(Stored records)
-.-.-
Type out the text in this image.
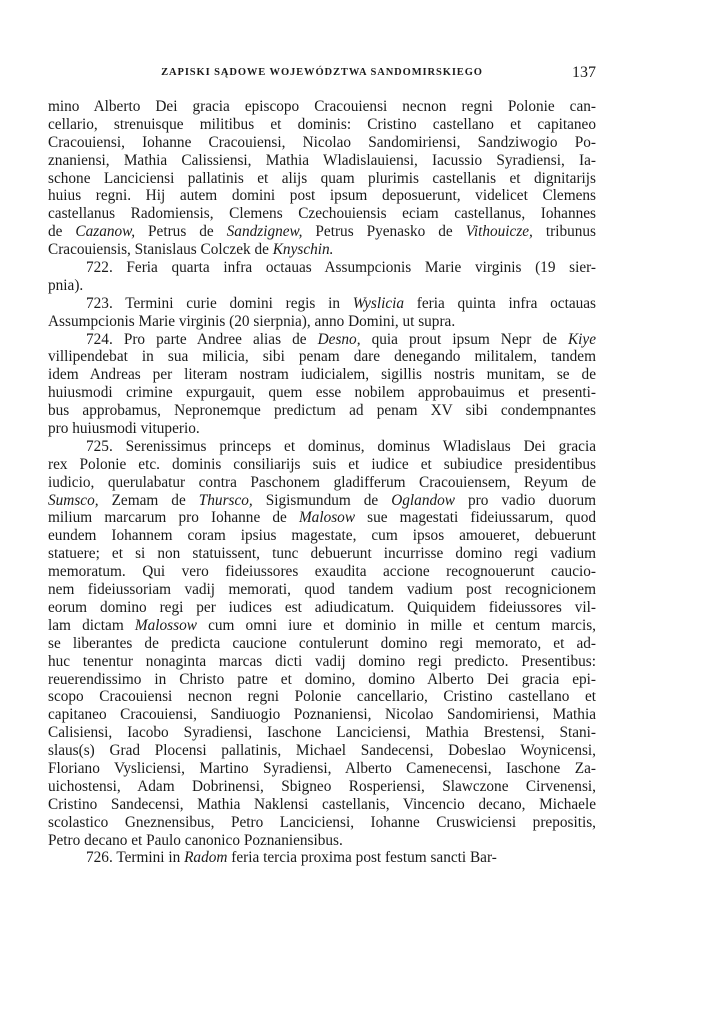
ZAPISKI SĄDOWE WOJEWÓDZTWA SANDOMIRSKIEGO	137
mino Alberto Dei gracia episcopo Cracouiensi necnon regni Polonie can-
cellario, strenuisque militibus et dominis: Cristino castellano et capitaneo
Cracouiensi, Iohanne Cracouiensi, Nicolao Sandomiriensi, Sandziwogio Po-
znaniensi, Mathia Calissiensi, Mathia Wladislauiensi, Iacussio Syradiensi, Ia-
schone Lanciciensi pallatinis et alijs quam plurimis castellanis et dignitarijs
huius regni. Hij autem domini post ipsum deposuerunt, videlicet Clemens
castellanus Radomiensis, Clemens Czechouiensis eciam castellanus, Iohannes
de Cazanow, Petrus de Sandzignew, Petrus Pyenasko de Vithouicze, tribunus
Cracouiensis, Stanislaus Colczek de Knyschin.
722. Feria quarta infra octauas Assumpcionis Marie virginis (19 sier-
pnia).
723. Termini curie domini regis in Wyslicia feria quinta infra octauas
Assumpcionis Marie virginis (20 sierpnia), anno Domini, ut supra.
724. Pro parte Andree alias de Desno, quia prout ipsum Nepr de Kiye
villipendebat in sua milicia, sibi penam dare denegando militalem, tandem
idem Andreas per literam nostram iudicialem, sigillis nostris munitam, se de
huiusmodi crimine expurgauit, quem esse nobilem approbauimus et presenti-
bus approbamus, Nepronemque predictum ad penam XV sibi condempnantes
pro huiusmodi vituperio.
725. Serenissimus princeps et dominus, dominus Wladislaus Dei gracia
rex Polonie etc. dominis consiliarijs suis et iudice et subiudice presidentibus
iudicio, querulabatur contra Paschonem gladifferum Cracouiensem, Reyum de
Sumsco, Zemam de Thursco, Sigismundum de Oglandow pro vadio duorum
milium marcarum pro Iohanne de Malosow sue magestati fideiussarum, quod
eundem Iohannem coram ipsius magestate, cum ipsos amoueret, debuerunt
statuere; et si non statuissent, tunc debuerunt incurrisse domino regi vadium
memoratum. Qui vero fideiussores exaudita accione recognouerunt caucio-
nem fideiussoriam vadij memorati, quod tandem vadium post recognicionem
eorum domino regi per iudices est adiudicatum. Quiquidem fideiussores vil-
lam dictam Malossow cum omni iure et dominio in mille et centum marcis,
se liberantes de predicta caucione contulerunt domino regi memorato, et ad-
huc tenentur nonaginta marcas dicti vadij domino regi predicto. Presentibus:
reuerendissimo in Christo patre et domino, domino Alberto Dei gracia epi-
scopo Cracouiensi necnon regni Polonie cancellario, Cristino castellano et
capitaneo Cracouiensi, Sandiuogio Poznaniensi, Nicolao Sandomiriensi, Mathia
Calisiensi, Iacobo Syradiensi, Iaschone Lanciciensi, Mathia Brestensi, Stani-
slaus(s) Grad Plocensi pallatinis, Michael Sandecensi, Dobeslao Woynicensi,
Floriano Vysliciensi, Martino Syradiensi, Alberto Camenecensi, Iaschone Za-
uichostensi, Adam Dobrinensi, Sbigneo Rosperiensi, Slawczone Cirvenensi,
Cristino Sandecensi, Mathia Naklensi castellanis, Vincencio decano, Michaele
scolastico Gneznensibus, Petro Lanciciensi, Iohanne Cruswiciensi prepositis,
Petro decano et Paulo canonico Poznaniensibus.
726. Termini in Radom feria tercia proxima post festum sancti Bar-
-.-.-
**What is required**.
Transcribe all of the material exactly, leaving out whatever pictures it contains.

**Right answer**.
Type out the text in this image.
ZAPISKI SĄDOWE WOJEWÓDZTWA SANDOMIRSKIEGO	137
mino Alberto Dei gracia episcopo Cracouiensi necnon regni Polonie can-
cellario, strenuisque militibus et dominis: Cristino castellano et capitaneo
Cracouiensi, Iohanne Cracouiensi, Nicolao Sandomiriensi, Sandziwogio Po-
znaniensi, Mathia Calissiensi, Mathia Wladislauiensi, Iacussio Syradiensi, Ia-
schone Lanciciensi pallatinis et alijs quam plurimis castellanis et dignitarijs
huius regni. Hij autem domini post ipsum deposuerunt, videlicet Clemens
castellanus Radomiensis, Clemens Czechouiensis eciam castellanus, Iohannes
de Cazanow, Petrus de Sandzignew, Petrus Pyenasko de Vithouicze, tribunus
Cracouiensis, Stanislaus Colczek de Knyschin.
722. Feria quarta infra octauas Assumpcionis Marie virginis (19 sier-
pnia).
723. Termini curie domini regis in Wyslicia feria quinta infra octauas
Assumpcionis Marie virginis (20 sierpnia), anno Domini, ut supra.
724. Pro parte Andree alias de Desno, quia prout ipsum Nepr de Kiye
villipendebat in sua milicia, sibi penam dare denegando militalem, tandem
idem Andreas per literam nostram iudicialem, sigillis nostris munitam, se de
huiusmodi crimine expurgauit, quem esse nobilem approbauimus et presenti-
bus approbamus, Nepronemque predictum ad penam XV sibi condempnantes
pro huiusmodi vituperio.
725. Serenissimus princeps et dominus, dominus Wladislaus Dei gracia
rex Polonie etc. dominis consiliarijs suis et iudice et subiudice presidentibus
iudicio, querulabatur contra Paschonem gladifferum Cracouiensem, Reyum de
Sumsco, Zemam de Thursco, Sigismundum de Oglandow pro vadio duorum
milium marcarum pro Iohanne de Malosow sue magestati fideiussarum, quod
eundem Iohannem coram ipsius magestate, cum ipsos amoueret, debuerunt
statuere; et si non statuissent, tunc debuerunt incurrisse domino regi vadium
memoratum. Qui vero fideiussores exaudita accione recognouerunt caucio-
nem fideiussoriam vadij memorati, quod tandem vadium post recognicionem
eorum domino regi per iudices est adiudicatum. Quiquidem fideiussores vil-
lam dictam Malossow cum omni iure et dominio in mille et centum marcis,
se liberantes de predicta caucione contulerunt domino regi memorato, et ad-
huc tenentur nonaginta marcas dicti vadij domino regi predicto. Presentibus:
reuerendissimo in Christo patre et domino, domino Alberto Dei gracia epi-
scopo Cracouiensi necnon regni Polonie cancellario, Cristino castellano et
capitaneo Cracouiensi, Sandiuogio Poznaniensi, Nicolao Sandomiriensi, Mathia
Calisiensi, Iacobo Syradiensi, Iaschone Lanciciensi, Mathia Brestensi, Stani-
slaus(s) Grad Plocensi pallatinis, Michael Sandecensi, Dobeslao Woynicensi,
Floriano Vysliciensi, Martino Syradiensi, Alberto Camenecensi, Iaschone Za-
uichostensi, Adam Dobrinensi, Sbigneo Rosperiensi, Slawczone Cirvenensi,
Cristino Sandecensi, Mathia Naklensi castellanis, Vincencio decano, Michaele
scolastico Gneznensibus, Petro Lanciciensi, Iohanne Cruswiciensi prepositis,
Petro decano et Paulo canonico Poznaniensibus.
726. Termini in Radom feria tercia proxima post festum sancti Bar-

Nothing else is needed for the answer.